**What to produce:** Find the lines below that contain the string "JSON". Copy each one.

** start **

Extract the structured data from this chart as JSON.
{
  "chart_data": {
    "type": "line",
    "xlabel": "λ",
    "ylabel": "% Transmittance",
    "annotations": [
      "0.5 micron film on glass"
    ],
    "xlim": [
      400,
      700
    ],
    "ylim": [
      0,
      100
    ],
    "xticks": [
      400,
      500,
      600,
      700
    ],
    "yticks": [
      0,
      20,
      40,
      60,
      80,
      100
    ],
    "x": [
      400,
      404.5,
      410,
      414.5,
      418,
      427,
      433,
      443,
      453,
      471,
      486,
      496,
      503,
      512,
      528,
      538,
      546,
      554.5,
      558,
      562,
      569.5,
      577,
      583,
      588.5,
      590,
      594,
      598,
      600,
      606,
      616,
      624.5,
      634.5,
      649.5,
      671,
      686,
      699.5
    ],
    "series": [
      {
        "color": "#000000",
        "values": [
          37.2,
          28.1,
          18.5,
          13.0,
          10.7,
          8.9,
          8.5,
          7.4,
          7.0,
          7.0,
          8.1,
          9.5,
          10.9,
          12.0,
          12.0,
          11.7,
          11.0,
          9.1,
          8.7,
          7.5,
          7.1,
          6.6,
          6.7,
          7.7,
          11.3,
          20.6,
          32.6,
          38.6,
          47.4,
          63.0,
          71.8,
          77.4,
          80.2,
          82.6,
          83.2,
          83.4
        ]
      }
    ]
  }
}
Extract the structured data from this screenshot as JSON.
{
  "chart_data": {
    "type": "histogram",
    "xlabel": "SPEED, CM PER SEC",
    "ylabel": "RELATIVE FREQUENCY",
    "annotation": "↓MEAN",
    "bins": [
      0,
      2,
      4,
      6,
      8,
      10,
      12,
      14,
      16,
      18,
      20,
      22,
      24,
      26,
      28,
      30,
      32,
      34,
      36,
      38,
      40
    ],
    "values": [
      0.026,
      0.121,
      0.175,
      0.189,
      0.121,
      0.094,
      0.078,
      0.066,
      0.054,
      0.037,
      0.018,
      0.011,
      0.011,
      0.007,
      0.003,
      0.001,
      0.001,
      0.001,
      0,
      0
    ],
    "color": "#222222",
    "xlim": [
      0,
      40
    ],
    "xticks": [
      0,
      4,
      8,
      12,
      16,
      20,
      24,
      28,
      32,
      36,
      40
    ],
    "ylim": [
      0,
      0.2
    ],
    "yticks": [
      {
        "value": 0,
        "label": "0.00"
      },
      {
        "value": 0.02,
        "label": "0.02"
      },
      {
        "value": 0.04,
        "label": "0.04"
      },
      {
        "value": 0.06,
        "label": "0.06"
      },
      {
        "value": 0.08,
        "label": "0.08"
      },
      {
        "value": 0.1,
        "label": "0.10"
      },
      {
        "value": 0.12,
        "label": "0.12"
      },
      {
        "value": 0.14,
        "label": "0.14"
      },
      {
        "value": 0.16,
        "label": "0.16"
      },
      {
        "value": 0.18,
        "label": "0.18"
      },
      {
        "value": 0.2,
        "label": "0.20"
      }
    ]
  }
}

** end **

**Task response:**
Extract the structured data from this chart as JSON.
Extract the structured data from this screenshot as JSON.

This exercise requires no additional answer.